» PROBLEM DESCRIPTION
Retype each entry below, keeping every character the same.

Dataset items:
start
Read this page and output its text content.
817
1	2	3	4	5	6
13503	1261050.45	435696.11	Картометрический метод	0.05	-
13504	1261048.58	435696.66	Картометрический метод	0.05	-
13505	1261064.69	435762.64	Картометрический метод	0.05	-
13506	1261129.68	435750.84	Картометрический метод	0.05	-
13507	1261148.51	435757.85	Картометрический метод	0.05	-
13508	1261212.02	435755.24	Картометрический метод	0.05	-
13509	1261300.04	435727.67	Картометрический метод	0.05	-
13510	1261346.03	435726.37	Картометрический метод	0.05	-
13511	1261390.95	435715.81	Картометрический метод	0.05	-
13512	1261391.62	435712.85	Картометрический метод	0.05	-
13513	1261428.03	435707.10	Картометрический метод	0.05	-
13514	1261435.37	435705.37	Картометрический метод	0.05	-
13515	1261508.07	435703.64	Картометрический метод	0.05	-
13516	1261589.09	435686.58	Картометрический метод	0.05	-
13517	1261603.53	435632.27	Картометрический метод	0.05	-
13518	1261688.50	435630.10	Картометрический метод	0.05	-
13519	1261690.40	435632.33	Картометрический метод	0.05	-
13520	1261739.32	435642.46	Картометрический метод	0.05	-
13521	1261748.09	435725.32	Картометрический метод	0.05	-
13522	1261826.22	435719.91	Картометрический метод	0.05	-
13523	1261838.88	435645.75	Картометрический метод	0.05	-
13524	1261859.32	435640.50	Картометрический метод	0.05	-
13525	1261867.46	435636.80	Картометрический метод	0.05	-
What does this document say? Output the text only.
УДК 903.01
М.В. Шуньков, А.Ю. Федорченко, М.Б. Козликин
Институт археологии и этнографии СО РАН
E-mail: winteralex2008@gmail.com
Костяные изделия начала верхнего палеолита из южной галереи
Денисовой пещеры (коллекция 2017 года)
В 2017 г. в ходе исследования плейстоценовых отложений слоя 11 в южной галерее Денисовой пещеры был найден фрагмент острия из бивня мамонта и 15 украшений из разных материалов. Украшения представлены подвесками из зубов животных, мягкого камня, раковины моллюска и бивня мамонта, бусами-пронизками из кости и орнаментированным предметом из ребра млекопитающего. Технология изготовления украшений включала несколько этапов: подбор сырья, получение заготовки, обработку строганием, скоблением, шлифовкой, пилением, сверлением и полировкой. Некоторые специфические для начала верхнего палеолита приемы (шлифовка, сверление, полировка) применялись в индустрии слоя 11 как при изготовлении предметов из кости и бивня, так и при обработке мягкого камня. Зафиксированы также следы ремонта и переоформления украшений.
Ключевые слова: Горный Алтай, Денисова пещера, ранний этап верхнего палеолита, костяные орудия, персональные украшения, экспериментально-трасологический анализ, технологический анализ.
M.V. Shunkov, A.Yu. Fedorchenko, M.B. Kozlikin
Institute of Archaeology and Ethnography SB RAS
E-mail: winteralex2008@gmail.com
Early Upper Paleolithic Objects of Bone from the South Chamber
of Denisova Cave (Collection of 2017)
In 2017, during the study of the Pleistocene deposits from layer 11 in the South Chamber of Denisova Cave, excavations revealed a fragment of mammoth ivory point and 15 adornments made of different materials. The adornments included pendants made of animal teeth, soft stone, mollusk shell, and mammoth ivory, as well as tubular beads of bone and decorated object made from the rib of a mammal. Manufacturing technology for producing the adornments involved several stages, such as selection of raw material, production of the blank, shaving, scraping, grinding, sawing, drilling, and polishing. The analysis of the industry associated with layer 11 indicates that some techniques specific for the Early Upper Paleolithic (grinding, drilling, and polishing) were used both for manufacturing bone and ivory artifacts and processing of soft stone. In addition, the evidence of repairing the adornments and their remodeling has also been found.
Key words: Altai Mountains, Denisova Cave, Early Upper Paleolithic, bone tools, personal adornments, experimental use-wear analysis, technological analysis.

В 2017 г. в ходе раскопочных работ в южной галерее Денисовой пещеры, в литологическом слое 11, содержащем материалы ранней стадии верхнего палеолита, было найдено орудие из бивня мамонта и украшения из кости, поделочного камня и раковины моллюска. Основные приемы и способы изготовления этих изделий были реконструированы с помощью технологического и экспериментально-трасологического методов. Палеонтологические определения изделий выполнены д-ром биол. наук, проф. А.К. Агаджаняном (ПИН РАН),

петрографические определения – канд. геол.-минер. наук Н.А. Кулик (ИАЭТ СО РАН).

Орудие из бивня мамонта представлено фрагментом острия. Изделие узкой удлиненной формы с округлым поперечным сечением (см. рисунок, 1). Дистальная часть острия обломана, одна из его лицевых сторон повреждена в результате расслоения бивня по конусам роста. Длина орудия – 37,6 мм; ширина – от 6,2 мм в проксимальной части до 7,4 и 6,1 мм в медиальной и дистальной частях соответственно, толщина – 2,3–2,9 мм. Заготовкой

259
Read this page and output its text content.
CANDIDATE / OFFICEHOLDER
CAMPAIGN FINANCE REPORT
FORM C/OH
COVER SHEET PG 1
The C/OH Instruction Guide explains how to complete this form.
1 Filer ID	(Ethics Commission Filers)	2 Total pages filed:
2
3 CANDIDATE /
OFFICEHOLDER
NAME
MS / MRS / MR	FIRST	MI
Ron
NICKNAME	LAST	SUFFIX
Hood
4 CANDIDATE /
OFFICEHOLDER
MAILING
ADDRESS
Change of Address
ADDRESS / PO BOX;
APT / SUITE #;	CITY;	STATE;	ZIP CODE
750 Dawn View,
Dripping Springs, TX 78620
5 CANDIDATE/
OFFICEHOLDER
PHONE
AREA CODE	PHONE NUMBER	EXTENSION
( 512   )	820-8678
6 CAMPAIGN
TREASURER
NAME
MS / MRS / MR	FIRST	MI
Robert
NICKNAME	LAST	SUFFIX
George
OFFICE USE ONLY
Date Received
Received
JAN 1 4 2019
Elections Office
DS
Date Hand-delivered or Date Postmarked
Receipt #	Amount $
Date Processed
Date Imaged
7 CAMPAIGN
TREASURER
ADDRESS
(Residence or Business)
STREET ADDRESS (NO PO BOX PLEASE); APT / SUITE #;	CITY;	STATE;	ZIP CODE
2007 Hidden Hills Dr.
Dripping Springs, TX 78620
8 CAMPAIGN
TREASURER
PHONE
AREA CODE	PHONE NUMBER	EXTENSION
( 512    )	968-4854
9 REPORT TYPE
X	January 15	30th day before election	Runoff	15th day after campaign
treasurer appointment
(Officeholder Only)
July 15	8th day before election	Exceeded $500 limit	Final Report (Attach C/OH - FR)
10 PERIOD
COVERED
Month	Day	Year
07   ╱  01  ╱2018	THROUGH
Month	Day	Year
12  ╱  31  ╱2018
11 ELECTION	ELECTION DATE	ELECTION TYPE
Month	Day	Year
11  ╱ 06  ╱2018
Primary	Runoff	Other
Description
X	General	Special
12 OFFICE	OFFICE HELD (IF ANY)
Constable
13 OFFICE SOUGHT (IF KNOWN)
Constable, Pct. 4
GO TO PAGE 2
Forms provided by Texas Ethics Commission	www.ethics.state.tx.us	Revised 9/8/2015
end
» TASK ANSWER
Read this page and output its text content.
817
1	2	3	4	5	6
13503	1261050.45	435696.11	Картометрический метод	0.05	-
13504	1261048.58	435696.66	Картометрический метод	0.05	-
13505	1261064.69	435762.64	Картометрический метод	0.05	-
13506	1261129.68	435750.84	Картометрический метод	0.05	-
13507	1261148.51	435757.85	Картометрический метод	0.05	-
13508	1261212.02	435755.24	Картометрический метод	0.05	-
13509	1261300.04	435727.67	Картометрический метод	0.05	-
13510	1261346.03	435726.37	Картометрический метод	0.05	-
13511	1261390.95	435715.81	Картометрический метод	0.05	-
13512	1261391.62	435712.85	Картометрический метод	0.05	-
13513	1261428.03	435707.10	Картометрический метод	0.05	-
13514	1261435.37	435705.37	Картометрический метод	0.05	-
13515	1261508.07	435703.64	Картометрический метод	0.05	-
13516	1261589.09	435686.58	Картометрический метод	0.05	-
13517	1261603.53	435632.27	Картометрический метод	0.05	-
13518	1261688.50	435630.10	Картометрический метод	0.05	-
13519	1261690.40	435632.33	Картометрический метод	0.05	-
13520	1261739.32	435642.46	Картометрический метод	0.05	-
13521	1261748.09	435725.32	Картометрический метод	0.05	-
13522	1261826.22	435719.91	Картометрический метод	0.05	-
13523	1261838.88	435645.75	Картометрический метод	0.05	-
13524	1261859.32	435640.50	Картометрический метод	0.05	-
13525	1261867.46	435636.80	Картометрический метод	0.05	-
What does this document say? Output the text only.
УДК 903.01
М.В. Шуньков, А.Ю. Федорченко, М.Б. Козликин
Институт археологии и этнографии СО РАН
E-mail: winteralex2008@gmail.com
Костяные изделия начала верхнего палеолита из южной галереи
Денисовой пещеры (коллекция 2017 года)
В 2017 г. в ходе исследования плейстоценовых отложений слоя 11 в южной галерее Денисовой пещеры был найден фрагмент острия из бивня мамонта и 15 украшений из разных материалов. Украшения представлены подвесками из зубов животных, мягкого камня, раковины моллюска и бивня мамонта, бусами-пронизками из кости и орнаментированным предметом из ребра млекопитающего. Технология изготовления украшений включала несколько этапов: подбор сырья, получение заготовки, обработку строганием, скоблением, шлифовкой, пилением, сверлением и полировкой. Некоторые специфические для начала верхнего палеолита приемы (шлифовка, сверление, полировка) применялись в индустрии слоя 11 как при изготовлении предметов из кости и бивня, так и при обработке мягкого камня. Зафиксированы также следы ремонта и переоформления украшений.
Ключевые слова: Горный Алтай, Денисова пещера, ранний этап верхнего палеолита, костяные орудия, персональные украшения, экспериментально-трасологический анализ, технологический анализ.
M.V. Shunkov, A.Yu. Fedorchenko, M.B. Kozlikin
Institute of Archaeology and Ethnography SB RAS
E-mail: winteralex2008@gmail.com
Early Upper Paleolithic Objects of Bone from the South Chamber
of Denisova Cave (Collection of 2017)
In 2017, during the study of the Pleistocene deposits from layer 11 in the South Chamber of Denisova Cave, excavations revealed a fragment of mammoth ivory point and 15 adornments made of different materials. The adornments included pendants made of animal teeth, soft stone, mollusk shell, and mammoth ivory, as well as tubular beads of bone and decorated object made from the rib of a mammal. Manufacturing technology for producing the adornments involved several stages, such as selection of raw material, production of the blank, shaving, scraping, grinding, sawing, drilling, and polishing. The analysis of the industry associated with layer 11 indicates that some techniques specific for the Early Upper Paleolithic (grinding, drilling, and polishing) were used both for manufacturing bone and ivory artifacts and processing of soft stone. In addition, the evidence of repairing the adornments and their remodeling has also been found.
Key words: Altai Mountains, Denisova Cave, Early Upper Paleolithic, bone tools, personal adornments, experimental use-wear analysis, technological analysis.

В 2017 г. в ходе раскопочных работ в южной галерее Денисовой пещеры, в литологическом слое 11, содержащем материалы ранней стадии верхнего палеолита, было найдено орудие из бивня мамонта и украшения из кости, поделочного камня и раковины моллюска. Основные приемы и способы изготовления этих изделий были реконструированы с помощью технологического и экспериментально-трасологического методов. Палеонтологические определения изделий выполнены д-ром биол. наук, проф. А.К. Агаджаняном (ПИН РАН),

петрографические определения – канд. геол.-минер. наук Н.А. Кулик (ИАЭТ СО РАН).

Орудие из бивня мамонта представлено фрагментом острия. Изделие узкой удлиненной формы с округлым поперечным сечением (см. рисунок, 1). Дистальная часть острия обломана, одна из его лицевых сторон повреждена в результате расслоения бивня по конусам роста. Длина орудия – 37,6 мм; ширина – от 6,2 мм в проксимальной части до 7,4 и 6,1 мм в медиальной и дистальной частях соответственно, толщина – 2,3–2,9 мм. Заготовкой

259
Read this page and output its text content.
CANDIDATE / OFFICEHOLDER
CAMPAIGN FINANCE REPORT
FORM C/OH
COVER SHEET PG 1
The C/OH Instruction Guide explains how to complete this form.
1 Filer ID	(Ethics Commission Filers)	2 Total pages filed:
2
3 CANDIDATE /
OFFICEHOLDER
NAME
MS / MRS / MR	FIRST	MI
Ron
NICKNAME	LAST	SUFFIX
Hood
4 CANDIDATE /
OFFICEHOLDER
MAILING
ADDRESS
Change of Address
ADDRESS / PO BOX;
APT / SUITE #;	CITY;	STATE;	ZIP CODE
750 Dawn View,
Dripping Springs, TX 78620
5 CANDIDATE/
OFFICEHOLDER
PHONE
AREA CODE	PHONE NUMBER	EXTENSION
( 512   )	820-8678
6 CAMPAIGN
TREASURER
NAME
MS / MRS / MR	FIRST	MI
Robert
NICKNAME	LAST	SUFFIX
George
OFFICE USE ONLY
Date Received
Received
JAN 1 4 2019
Elections Office
DS
Date Hand-delivered or Date Postmarked
Receipt #	Amount $
Date Processed
Date Imaged
7 CAMPAIGN
TREASURER
ADDRESS
(Residence or Business)
STREET ADDRESS (NO PO BOX PLEASE); APT / SUITE #;	CITY;	STATE;	ZIP CODE
2007 Hidden Hills Dr.
Dripping Springs, TX 78620
8 CAMPAIGN
TREASURER
PHONE
AREA CODE	PHONE NUMBER	EXTENSION
( 512    )	968-4854
9 REPORT TYPE
X	January 15	30th day before election	Runoff	15th day after campaign
treasurer appointment
(Officeholder Only)
July 15	8th day before election	Exceeded $500 limit	Final Report (Attach C/OH - FR)
10 PERIOD
COVERED
Month	Day	Year
07   ╱  01  ╱2018	THROUGH
Month	Day	Year
12  ╱  31  ╱2018
11 ELECTION	ELECTION DATE	ELECTION TYPE
Month	Day	Year
11  ╱ 06  ╱2018
Primary	Runoff	Other
Description
X	General	Special
12 OFFICE	OFFICE HELD (IF ANY)
Constable
13 OFFICE SOUGHT (IF KNOWN)
Constable, Pct. 4
GO TO PAGE 2
Forms provided by Texas Ethics Commission	www.ethics.state.tx.us	Revised 9/8/2015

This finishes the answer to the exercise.